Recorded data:

---+---

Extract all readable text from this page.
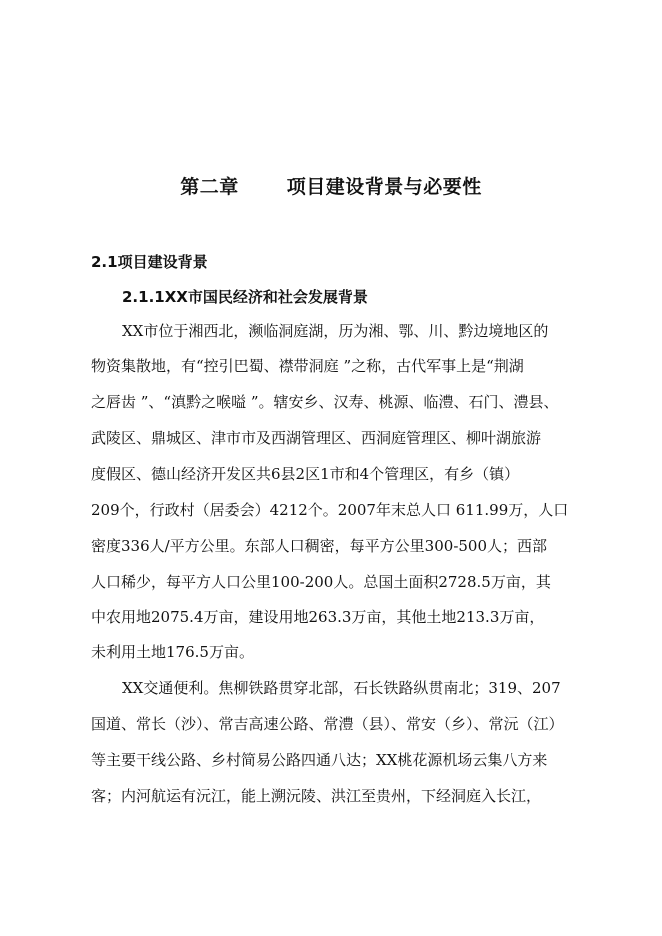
第二章	项目建设背景与必要性
2.1项目建设背景
2.1.1XX市国民经济和社会发展背景
XX市位于湘西北，濒临洞庭湖，历为湘、鄂、川、黔边境地区的
物资集散地，有“控引巴蜀、襟带洞庭 ”之称，古代军事上是“荆湖
之唇齿 ”、“滇黔之喉嗌 ”。辖安乡、汉寿、桃源、临澧、石门、澧县、
武陵区、鼎城区、津市市及西湖管理区、西洞庭管理区、柳叶湖旅游
度假区、德山经济开发区共6县2区1市和4个管理区，有乡（镇）
209个，行政村（居委会）4212个。2007年末总人口 611.99万，人口
密度336人/平方公里。东部人口稠密，每平方公里300-500人；西部
人口稀少，每平方人口公里100-200人。总国土面积2728.5万亩，其
中农用地2075.4万亩，建设用地263.3万亩，其他土地213.3万亩，
未利用土地176.5万亩。
XX交通便利。焦柳铁路贯穿北部，石长铁路纵贯南北；319、207
国道、常长（沙）、常吉高速公路、常澧（县）、常安（乡）、常沅（江）
等主要干线公路、乡村简易公路四通八达；XX桃花源机场云集八方来
客；内河航运有沅江，能上溯沅陵、洪江至贵州，下经洞庭入长江，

---+---

• **Directive**
All entries must be written out again exactly as given, with no pictures in the copy.

• **Solution**
Extract all readable text from this page.
第二章	项目建设背景与必要性
2.1项目建设背景
2.1.1XX市国民经济和社会发展背景
XX市位于湘西北，濒临洞庭湖，历为湘、鄂、川、黔边境地区的
物资集散地，有“控引巴蜀、襟带洞庭 ”之称，古代军事上是“荆湖
之唇齿 ”、“滇黔之喉嗌 ”。辖安乡、汉寿、桃源、临澧、石门、澧县、
武陵区、鼎城区、津市市及西湖管理区、西洞庭管理区、柳叶湖旅游
度假区、德山经济开发区共6县2区1市和4个管理区，有乡（镇）
209个，行政村（居委会）4212个。2007年末总人口 611.99万，人口
密度336人/平方公里。东部人口稠密，每平方公里300-500人；西部
人口稀少，每平方人口公里100-200人。总国土面积2728.5万亩，其
中农用地2075.4万亩，建设用地263.3万亩，其他土地213.3万亩，
未利用土地176.5万亩。
XX交通便利。焦柳铁路贯穿北部，石长铁路纵贯南北；319、207
国道、常长（沙）、常吉高速公路、常澧（县）、常安（乡）、常沅（江）
等主要干线公路、乡村简易公路四通八达；XX桃花源机场云集八方来
客；内河航运有沅江，能上溯沅陵、洪江至贵州，下经洞庭入长江，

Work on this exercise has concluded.